Given instruction: Collect and copy every line of the listing that contains the string "label".

Data:
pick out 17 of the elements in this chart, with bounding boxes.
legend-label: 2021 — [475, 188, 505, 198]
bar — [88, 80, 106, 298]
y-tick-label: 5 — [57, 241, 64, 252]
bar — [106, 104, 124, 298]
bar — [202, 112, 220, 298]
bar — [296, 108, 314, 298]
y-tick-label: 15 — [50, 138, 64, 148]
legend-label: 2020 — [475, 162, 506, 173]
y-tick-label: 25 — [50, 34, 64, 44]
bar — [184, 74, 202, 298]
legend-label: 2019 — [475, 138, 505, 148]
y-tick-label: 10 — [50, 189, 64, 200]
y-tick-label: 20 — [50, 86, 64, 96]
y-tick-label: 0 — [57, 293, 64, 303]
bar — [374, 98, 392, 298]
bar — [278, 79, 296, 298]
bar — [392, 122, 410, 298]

Response below:
legend-label: 2021 — [475, 188, 505, 198]
y-tick-label: 5 — [57, 241, 64, 252]
y-tick-label: 15 — [50, 138, 64, 148]
legend-label: 2020 — [475, 162, 506, 173]
y-tick-label: 25 — [50, 34, 64, 44]
legend-label: 2019 — [475, 138, 505, 148]
y-tick-label: 10 — [50, 189, 64, 200]
y-tick-label: 20 — [50, 86, 64, 96]
y-tick-label: 0 — [57, 293, 64, 303]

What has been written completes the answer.